== Given data
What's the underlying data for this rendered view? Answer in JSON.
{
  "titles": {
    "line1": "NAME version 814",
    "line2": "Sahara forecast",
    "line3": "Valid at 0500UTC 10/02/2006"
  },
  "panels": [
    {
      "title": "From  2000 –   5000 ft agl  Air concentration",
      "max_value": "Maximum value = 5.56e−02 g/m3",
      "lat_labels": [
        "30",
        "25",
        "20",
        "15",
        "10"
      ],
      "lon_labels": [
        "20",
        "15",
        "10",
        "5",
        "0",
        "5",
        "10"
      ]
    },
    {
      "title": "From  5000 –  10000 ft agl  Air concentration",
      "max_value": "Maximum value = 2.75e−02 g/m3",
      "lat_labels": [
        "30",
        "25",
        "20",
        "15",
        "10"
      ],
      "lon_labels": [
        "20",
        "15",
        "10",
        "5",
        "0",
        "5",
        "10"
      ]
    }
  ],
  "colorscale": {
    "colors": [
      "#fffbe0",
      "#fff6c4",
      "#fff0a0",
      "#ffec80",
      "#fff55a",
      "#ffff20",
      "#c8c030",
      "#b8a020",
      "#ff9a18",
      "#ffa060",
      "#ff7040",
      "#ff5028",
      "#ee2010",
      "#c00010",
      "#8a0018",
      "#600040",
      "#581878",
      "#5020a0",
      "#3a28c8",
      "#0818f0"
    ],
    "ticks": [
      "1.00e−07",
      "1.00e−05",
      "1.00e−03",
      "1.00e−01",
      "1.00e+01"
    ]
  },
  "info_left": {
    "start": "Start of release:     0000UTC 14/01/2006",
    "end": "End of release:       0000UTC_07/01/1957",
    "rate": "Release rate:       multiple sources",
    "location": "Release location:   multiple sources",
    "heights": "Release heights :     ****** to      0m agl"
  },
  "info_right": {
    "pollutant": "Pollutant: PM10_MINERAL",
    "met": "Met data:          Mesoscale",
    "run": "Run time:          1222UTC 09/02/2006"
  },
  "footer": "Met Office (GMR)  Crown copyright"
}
====
To be done:
Write out the whole listing again, exactly as it stands.

Answer to the task:
What's the underlying data for this rendered view? Answer in JSON.
{
  "titles": {
    "line1": "NAME version 814",
    "line2": "Sahara forecast",
    "line3": "Valid at 0500UTC 10/02/2006"
  },
  "panels": [
    {
      "title": "From  2000 –   5000 ft agl  Air concentration",
      "max_value": "Maximum value = 5.56e−02 g/m3",
      "lat_labels": [
        "30",
        "25",
        "20",
        "15",
        "10"
      ],
      "lon_labels": [
        "20",
        "15",
        "10",
        "5",
        "0",
        "5",
        "10"
      ]
    },
    {
      "title": "From  5000 –  10000 ft agl  Air concentration",
      "max_value": "Maximum value = 2.75e−02 g/m3",
      "lat_labels": [
        "30",
        "25",
        "20",
        "15",
        "10"
      ],
      "lon_labels": [
        "20",
        "15",
        "10",
        "5",
        "0",
        "5",
        "10"
      ]
    }
  ],
  "colorscale": {
    "colors": [
      "#fffbe0",
      "#fff6c4",
      "#fff0a0",
      "#ffec80",
      "#fff55a",
      "#ffff20",
      "#c8c030",
      "#b8a020",
      "#ff9a18",
      "#ffa060",
      "#ff7040",
      "#ff5028",
      "#ee2010",
      "#c00010",
      "#8a0018",
      "#600040",
      "#581878",
      "#5020a0",
      "#3a28c8",
      "#0818f0"
    ],
    "ticks": [
      "1.00e−07",
      "1.00e−05",
      "1.00e−03",
      "1.00e−01",
      "1.00e+01"
    ]
  },
  "info_left": {
    "start": "Start of release:     0000UTC 14/01/2006",
    "end": "End of release:       0000UTC_07/01/1957",
    "rate": "Release rate:       multiple sources",
    "location": "Release location:   multiple sources",
    "heights": "Release heights :     ****** to      0m agl"
  },
  "info_right": {
    "pollutant": "Pollutant: PM10_MINERAL",
    "met": "Met data:          Mesoscale",
    "run": "Run time:          1222UTC 09/02/2006"
  },
  "footer": "Met Office (GMR)  Crown copyright"
}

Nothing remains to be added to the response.